Stored records
·····
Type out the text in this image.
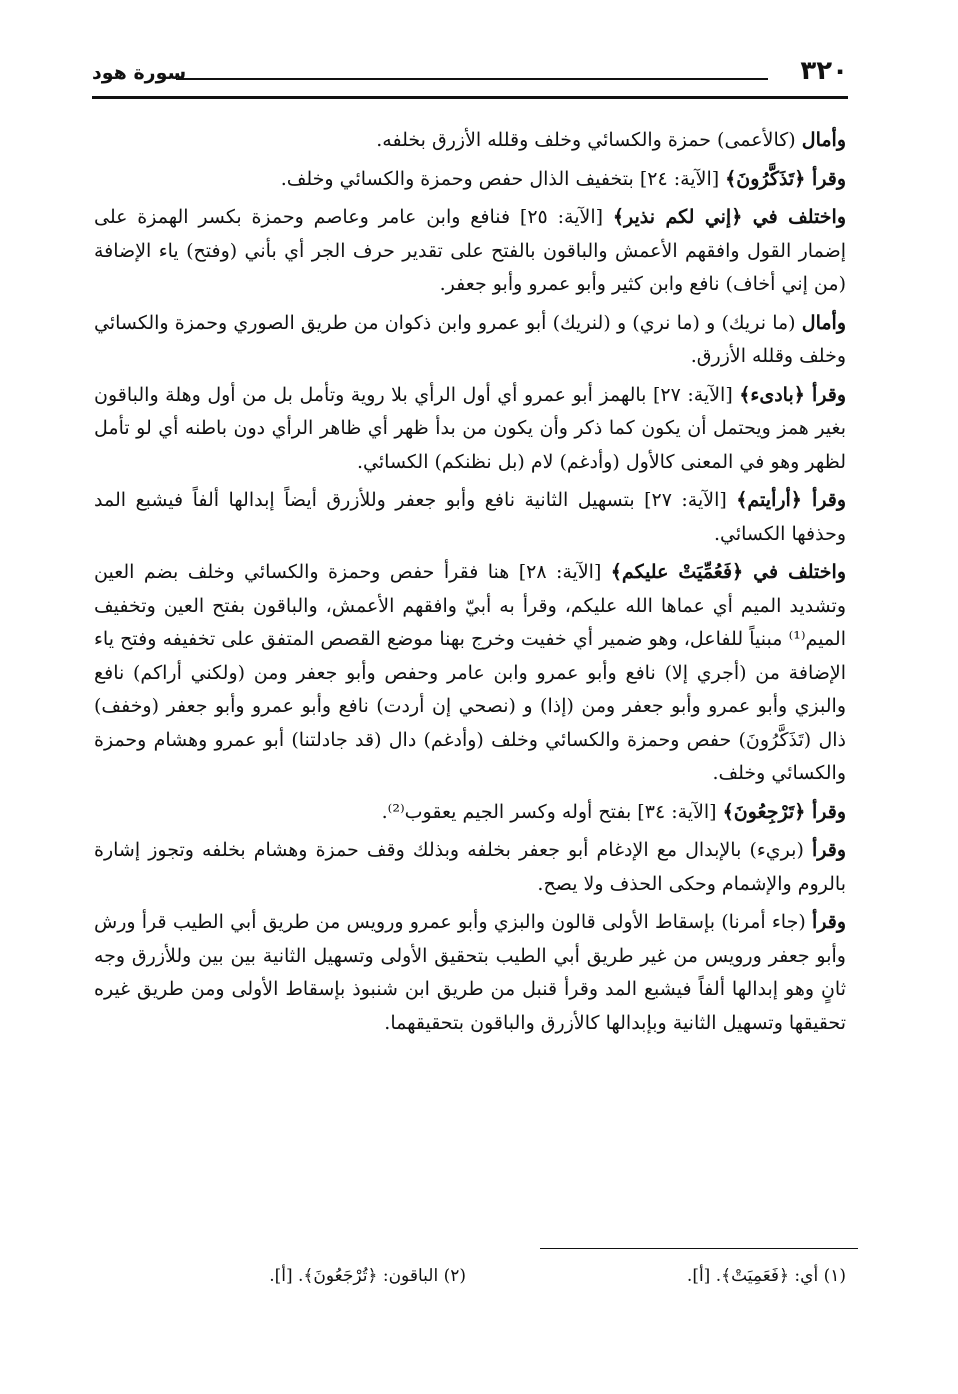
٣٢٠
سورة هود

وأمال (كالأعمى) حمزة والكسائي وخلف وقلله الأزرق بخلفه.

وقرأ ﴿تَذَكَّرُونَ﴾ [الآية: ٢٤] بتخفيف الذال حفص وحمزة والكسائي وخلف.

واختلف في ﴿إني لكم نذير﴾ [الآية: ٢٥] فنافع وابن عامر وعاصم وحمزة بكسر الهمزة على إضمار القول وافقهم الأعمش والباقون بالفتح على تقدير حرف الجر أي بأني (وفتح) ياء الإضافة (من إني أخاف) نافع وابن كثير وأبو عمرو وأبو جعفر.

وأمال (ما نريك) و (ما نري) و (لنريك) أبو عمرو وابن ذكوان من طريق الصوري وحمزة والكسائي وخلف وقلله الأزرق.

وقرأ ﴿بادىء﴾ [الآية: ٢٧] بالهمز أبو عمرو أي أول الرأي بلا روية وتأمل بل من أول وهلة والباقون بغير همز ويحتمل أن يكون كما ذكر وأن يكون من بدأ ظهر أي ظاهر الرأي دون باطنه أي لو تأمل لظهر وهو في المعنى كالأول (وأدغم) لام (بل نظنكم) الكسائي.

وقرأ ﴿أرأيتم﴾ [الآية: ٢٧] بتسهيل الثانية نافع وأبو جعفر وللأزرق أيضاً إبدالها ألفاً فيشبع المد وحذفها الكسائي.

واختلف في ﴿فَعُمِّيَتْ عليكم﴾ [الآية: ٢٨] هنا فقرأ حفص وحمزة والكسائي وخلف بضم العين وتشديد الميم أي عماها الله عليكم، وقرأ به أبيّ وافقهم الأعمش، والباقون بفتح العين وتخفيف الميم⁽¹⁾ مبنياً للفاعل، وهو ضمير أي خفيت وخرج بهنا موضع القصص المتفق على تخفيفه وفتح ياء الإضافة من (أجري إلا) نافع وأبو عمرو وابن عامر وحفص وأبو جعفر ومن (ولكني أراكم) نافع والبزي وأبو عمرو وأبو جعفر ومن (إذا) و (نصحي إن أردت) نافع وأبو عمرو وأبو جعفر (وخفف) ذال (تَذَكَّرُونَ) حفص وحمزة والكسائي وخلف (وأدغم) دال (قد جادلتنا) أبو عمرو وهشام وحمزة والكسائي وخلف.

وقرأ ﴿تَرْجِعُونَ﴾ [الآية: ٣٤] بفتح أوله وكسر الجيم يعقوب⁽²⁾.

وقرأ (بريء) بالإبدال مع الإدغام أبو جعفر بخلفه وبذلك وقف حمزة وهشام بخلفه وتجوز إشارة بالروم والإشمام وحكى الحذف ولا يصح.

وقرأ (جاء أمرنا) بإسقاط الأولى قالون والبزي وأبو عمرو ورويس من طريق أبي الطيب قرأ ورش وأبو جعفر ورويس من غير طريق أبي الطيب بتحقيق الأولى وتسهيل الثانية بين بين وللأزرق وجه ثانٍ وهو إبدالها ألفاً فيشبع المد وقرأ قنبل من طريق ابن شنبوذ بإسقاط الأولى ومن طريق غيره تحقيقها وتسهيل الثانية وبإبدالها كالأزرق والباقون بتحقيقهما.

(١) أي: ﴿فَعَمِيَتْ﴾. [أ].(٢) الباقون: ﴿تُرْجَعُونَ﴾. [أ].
·····
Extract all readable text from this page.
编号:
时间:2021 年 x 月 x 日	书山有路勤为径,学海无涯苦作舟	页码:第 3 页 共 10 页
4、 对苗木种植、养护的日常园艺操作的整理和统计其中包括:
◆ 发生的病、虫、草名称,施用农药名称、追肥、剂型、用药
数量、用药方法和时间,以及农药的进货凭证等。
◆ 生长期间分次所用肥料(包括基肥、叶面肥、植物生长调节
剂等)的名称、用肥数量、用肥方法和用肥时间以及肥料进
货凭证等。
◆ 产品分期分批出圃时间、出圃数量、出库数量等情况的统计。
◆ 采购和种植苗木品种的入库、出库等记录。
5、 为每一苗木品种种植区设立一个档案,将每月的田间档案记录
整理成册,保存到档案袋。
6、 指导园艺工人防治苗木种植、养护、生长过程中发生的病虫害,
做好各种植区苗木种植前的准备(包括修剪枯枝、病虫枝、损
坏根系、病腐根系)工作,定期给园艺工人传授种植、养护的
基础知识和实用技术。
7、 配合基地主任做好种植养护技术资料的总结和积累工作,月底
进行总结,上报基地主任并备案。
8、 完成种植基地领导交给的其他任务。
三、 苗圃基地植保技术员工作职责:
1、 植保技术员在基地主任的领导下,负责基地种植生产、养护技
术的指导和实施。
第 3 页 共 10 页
·····
• [Task to complete] Locate all lines that include the word "واختلف" and copy them out.

• [Solved problem]
واختلف في ﴿إني لكم نذير﴾ [الآية: ٢٥] فنافع وابن عامر وعاصم وحمزة بكسر الهمزة على إضمار القول وافقهم الأعمش والباقون بالفتح على تقدير حرف الجر أي بأني (وفتح) ياء الإضافة (من إني أخاف) نافع وابن كثير وأبو عمرو وأبو جعفر.
واختلف في ﴿فَعُمِّيَتْ عليكم﴾ [الآية: ٢٨] هنا فقرأ حفص وحمزة والكسائي وخلف بضم العين وتشديد الميم أي عماها الله عليكم، وقرأ به أبيّ وافقهم الأعمش، والباقون بفتح العين وتخفيف الميم⁽¹⁾ مبنياً للفاعل، وهو ضمير أي خفيت وخرج بهنا موضع القصص المتفق على تخفيفه وفتح ياء الإضافة من (أجري إلا) نافع وأبو عمرو وابن عامر وحفص وأبو جعفر ومن (ولكني أراكم) نافع والبزي وأبو عمرو وأبو جعفر ومن (إذا) و (نصحي إن أردت) نافع وأبو عمرو وأبو جعفر (وخفف) ذال (تَذَكَّرُونَ) حفص وحمزة والكسائي وخلف (وأدغم) دال (قد جادلتنا) أبو عمرو وهشام وحمزة والكسائي وخلف.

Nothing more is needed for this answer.